--- Start DATA SUPPLIED ---

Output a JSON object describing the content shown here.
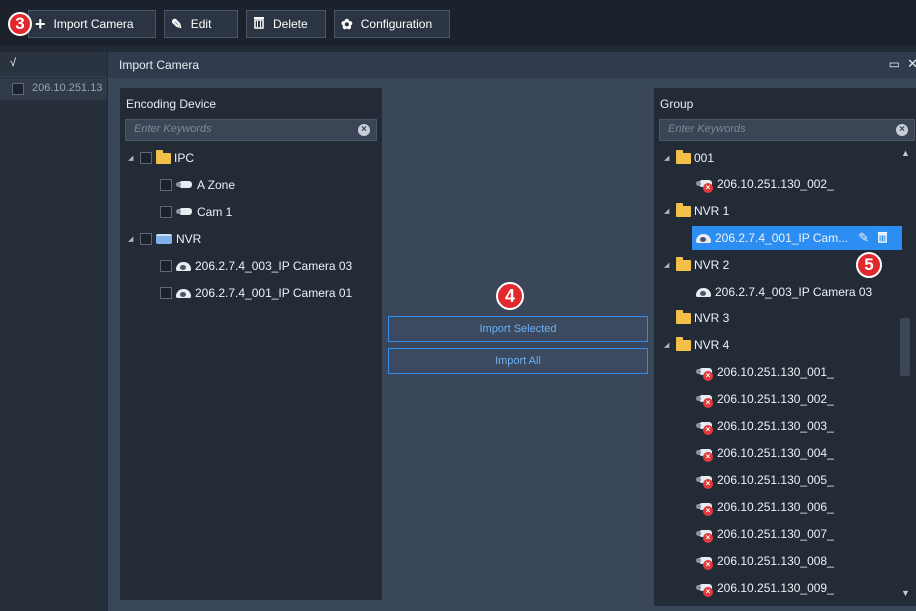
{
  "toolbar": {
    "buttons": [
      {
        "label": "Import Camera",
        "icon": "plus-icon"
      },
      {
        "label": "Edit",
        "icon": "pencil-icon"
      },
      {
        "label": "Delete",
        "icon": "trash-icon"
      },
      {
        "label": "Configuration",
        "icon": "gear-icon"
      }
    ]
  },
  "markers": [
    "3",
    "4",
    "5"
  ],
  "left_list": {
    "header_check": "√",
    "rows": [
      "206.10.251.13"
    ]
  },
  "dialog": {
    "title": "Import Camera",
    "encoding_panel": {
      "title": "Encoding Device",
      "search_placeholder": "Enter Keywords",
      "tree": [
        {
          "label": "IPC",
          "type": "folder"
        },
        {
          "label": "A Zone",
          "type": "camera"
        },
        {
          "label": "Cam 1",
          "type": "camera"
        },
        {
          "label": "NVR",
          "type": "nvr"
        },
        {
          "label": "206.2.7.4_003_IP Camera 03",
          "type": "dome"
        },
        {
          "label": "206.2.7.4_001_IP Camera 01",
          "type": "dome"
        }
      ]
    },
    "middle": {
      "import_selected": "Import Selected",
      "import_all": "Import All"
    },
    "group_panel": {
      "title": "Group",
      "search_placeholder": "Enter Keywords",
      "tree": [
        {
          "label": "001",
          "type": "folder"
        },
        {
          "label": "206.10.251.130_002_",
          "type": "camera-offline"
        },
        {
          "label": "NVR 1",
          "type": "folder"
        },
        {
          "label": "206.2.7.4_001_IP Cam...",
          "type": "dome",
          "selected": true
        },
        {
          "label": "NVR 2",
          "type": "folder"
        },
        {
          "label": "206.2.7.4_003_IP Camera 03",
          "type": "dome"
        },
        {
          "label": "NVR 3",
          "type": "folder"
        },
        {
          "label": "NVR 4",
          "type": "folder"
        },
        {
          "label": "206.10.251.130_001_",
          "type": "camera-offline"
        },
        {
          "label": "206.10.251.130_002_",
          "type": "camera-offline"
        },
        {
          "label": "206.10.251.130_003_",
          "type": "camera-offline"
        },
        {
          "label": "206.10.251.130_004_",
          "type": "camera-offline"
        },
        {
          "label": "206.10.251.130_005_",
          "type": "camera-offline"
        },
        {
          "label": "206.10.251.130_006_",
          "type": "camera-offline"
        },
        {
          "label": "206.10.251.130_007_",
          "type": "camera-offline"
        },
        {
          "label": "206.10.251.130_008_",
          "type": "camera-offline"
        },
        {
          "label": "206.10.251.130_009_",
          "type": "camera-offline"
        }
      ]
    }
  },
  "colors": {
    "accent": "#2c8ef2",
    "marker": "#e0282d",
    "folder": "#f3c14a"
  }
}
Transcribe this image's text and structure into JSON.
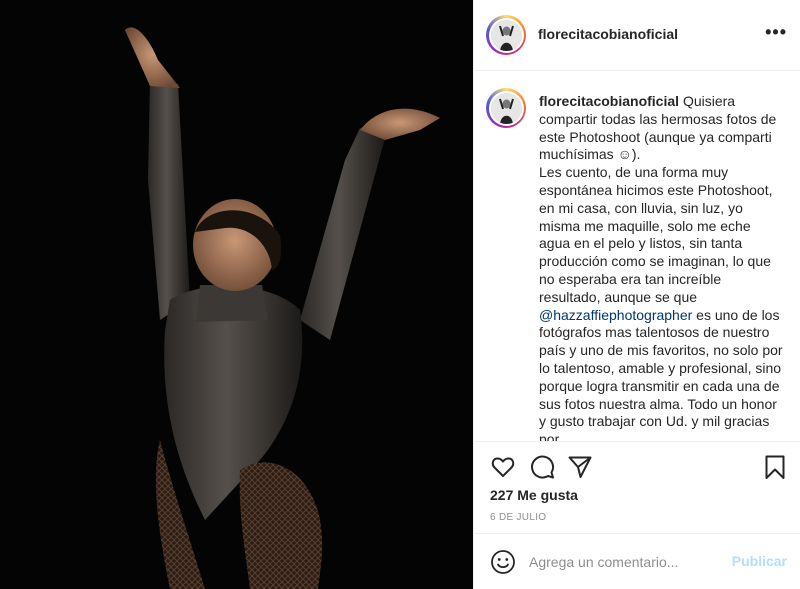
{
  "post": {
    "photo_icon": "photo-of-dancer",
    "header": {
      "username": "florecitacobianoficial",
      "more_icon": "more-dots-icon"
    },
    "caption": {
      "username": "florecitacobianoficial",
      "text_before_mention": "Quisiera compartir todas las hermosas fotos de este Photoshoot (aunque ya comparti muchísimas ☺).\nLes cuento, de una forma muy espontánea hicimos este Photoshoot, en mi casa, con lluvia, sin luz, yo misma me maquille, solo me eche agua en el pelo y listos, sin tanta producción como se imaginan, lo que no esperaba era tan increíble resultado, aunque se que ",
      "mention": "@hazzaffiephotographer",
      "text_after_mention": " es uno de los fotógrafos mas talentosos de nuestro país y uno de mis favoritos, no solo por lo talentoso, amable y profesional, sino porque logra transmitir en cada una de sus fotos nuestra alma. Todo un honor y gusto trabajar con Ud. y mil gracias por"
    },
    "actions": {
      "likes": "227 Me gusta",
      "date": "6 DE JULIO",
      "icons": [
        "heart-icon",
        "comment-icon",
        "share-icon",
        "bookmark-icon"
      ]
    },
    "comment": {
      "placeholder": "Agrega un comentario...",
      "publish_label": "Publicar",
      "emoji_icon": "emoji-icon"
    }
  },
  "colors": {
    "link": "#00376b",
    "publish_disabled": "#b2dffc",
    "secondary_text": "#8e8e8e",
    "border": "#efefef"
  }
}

--- End DATA SUPPLIED ---
--- Start DATA SUPPLIED ---

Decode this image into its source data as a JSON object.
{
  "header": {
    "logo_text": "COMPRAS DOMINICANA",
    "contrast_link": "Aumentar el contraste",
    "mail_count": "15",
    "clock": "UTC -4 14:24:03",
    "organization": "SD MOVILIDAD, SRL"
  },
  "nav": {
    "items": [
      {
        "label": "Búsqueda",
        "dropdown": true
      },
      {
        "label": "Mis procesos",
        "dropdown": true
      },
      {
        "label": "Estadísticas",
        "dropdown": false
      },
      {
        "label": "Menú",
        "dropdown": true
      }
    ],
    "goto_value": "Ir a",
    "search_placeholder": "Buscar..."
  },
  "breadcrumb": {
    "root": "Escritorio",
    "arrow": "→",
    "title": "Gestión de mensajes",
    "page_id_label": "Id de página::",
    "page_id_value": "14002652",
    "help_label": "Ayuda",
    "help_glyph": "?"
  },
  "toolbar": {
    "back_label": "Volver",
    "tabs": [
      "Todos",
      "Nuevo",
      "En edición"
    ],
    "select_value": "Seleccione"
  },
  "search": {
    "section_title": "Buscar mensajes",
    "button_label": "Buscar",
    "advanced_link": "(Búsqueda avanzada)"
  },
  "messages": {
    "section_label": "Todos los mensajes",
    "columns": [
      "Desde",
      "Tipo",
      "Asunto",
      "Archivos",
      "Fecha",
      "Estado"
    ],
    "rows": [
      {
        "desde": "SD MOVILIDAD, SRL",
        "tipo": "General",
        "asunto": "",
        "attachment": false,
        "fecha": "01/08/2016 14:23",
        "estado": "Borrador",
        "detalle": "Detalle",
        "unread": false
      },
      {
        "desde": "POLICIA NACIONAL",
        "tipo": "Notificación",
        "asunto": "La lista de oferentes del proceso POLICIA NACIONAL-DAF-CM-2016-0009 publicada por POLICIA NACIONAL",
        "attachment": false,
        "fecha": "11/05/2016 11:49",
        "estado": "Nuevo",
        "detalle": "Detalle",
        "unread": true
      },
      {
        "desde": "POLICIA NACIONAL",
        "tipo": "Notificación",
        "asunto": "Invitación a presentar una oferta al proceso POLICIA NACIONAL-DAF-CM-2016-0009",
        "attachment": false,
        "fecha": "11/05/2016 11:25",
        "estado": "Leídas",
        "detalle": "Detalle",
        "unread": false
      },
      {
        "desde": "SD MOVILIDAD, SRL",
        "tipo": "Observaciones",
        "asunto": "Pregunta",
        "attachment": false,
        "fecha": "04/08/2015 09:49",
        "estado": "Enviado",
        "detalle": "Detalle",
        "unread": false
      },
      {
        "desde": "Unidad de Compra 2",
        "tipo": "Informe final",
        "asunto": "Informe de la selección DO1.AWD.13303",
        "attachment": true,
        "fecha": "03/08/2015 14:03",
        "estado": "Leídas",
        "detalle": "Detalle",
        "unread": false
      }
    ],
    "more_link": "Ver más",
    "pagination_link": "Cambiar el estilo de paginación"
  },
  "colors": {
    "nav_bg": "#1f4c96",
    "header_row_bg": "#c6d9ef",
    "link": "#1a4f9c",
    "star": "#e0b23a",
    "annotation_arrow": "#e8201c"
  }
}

--- End DATA SUPPLIED ---

*EXERCISE PROMPT*: Read through the entries and copy every line that includes "Informe".

*PROBLEM SOLUTION*:
        "tipo": "Informe final",
        "asunto": "Informe de la selección DO1.AWD.13303",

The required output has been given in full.